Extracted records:
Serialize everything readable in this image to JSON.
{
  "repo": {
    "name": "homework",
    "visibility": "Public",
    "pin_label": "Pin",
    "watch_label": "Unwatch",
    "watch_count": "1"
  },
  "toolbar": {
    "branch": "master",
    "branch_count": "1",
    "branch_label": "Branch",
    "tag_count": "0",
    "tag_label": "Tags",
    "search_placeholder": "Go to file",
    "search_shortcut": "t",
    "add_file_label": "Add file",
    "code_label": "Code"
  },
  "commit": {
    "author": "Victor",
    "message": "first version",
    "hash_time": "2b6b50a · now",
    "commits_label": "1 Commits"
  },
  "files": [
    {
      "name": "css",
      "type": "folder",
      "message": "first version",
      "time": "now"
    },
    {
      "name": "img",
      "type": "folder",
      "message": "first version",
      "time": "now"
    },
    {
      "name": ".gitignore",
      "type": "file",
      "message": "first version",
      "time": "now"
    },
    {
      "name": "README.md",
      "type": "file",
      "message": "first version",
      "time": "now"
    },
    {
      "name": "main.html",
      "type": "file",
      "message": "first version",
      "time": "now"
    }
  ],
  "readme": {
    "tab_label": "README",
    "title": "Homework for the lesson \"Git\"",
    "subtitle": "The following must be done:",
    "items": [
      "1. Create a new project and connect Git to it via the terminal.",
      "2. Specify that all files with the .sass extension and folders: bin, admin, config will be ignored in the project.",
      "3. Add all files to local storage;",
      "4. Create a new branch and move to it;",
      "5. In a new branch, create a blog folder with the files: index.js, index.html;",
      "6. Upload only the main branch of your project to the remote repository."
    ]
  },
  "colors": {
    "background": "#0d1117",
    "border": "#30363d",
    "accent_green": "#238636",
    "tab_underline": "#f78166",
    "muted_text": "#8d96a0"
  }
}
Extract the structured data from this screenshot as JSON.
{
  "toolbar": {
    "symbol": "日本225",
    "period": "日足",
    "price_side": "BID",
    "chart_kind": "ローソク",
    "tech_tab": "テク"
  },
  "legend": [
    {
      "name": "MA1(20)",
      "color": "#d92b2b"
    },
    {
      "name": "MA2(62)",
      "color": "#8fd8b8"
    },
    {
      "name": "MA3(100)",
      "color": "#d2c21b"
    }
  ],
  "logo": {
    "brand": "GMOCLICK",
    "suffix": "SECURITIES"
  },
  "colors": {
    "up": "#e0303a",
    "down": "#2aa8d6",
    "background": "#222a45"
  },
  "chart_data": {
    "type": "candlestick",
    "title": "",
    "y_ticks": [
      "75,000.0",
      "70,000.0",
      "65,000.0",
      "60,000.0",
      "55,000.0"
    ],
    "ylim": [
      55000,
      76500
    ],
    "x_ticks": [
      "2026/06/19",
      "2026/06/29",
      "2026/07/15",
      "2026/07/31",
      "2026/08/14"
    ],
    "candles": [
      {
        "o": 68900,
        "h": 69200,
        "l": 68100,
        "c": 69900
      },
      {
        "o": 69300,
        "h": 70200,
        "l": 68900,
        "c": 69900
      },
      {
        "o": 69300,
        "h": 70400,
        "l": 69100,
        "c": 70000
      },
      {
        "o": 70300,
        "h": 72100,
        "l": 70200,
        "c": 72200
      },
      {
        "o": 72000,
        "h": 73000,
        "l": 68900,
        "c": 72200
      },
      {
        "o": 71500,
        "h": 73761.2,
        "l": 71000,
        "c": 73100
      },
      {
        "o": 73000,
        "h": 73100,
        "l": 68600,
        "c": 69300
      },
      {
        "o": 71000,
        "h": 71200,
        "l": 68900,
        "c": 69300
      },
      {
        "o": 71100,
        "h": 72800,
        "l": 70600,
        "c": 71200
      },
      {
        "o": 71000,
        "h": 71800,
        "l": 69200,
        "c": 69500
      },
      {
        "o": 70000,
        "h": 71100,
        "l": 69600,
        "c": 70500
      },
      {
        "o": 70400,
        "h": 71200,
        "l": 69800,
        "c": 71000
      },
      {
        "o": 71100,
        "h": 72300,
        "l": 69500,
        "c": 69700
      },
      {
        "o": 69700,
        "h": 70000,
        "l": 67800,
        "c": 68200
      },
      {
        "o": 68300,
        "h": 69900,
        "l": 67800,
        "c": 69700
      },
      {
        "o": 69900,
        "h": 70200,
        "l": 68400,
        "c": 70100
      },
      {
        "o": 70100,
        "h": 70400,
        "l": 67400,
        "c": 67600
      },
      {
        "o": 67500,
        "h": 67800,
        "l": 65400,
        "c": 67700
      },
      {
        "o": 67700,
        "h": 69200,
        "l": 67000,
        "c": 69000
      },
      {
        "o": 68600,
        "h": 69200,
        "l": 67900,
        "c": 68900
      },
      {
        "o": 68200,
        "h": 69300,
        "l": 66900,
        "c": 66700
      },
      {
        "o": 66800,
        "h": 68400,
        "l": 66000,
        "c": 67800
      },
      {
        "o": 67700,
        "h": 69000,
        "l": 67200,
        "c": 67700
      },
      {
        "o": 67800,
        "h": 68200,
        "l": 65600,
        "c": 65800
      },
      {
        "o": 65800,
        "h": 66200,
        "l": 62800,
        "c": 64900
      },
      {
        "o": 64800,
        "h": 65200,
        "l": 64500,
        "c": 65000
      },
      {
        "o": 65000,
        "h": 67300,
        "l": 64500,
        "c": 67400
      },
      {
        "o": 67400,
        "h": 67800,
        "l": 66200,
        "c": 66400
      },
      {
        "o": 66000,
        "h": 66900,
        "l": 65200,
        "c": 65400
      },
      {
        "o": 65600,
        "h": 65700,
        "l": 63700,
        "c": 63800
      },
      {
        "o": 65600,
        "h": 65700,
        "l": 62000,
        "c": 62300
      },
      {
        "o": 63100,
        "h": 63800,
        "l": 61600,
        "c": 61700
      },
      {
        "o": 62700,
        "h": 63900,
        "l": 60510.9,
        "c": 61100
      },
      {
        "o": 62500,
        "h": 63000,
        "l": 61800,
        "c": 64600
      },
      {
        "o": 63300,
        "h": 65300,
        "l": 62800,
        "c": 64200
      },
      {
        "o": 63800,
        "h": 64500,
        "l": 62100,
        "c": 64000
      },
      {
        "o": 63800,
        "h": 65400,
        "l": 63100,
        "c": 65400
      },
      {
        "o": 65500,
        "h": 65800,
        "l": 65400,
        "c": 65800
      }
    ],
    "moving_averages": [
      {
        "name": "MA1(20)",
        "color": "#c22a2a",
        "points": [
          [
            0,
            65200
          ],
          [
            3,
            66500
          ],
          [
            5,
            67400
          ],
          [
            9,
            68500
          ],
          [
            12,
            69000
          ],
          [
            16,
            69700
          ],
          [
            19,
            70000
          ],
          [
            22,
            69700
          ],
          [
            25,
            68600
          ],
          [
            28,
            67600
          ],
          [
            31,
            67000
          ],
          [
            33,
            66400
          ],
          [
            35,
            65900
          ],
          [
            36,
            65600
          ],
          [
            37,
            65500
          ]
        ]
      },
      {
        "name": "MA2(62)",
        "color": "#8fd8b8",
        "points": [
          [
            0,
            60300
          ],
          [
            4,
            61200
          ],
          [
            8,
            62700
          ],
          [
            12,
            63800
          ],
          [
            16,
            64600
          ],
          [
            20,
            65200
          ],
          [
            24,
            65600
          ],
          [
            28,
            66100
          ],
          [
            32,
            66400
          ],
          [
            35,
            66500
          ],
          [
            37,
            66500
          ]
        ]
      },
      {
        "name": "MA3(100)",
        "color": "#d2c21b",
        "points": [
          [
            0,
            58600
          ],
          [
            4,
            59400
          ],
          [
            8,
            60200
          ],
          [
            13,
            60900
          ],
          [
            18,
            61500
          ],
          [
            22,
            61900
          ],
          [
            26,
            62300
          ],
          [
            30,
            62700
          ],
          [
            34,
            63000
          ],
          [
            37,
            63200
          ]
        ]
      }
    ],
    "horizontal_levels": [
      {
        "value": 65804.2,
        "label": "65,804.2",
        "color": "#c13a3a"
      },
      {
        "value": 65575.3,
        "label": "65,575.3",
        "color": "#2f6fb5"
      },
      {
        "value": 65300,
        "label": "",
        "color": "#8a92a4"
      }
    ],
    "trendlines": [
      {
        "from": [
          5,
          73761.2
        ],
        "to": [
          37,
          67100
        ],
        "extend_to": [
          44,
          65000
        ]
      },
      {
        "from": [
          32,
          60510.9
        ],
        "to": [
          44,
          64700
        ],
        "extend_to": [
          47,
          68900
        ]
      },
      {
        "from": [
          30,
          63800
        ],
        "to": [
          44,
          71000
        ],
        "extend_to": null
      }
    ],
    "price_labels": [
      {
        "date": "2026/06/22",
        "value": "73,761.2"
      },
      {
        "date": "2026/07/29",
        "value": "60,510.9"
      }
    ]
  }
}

Goal: Pick out the lines that have the word "value". Copy them all.

Exercise answer:
        "value": 65804.2,
        "value": 65575.3,
        "value": 65300,
        "value": "73,761.2"
        "value": "60,510.9"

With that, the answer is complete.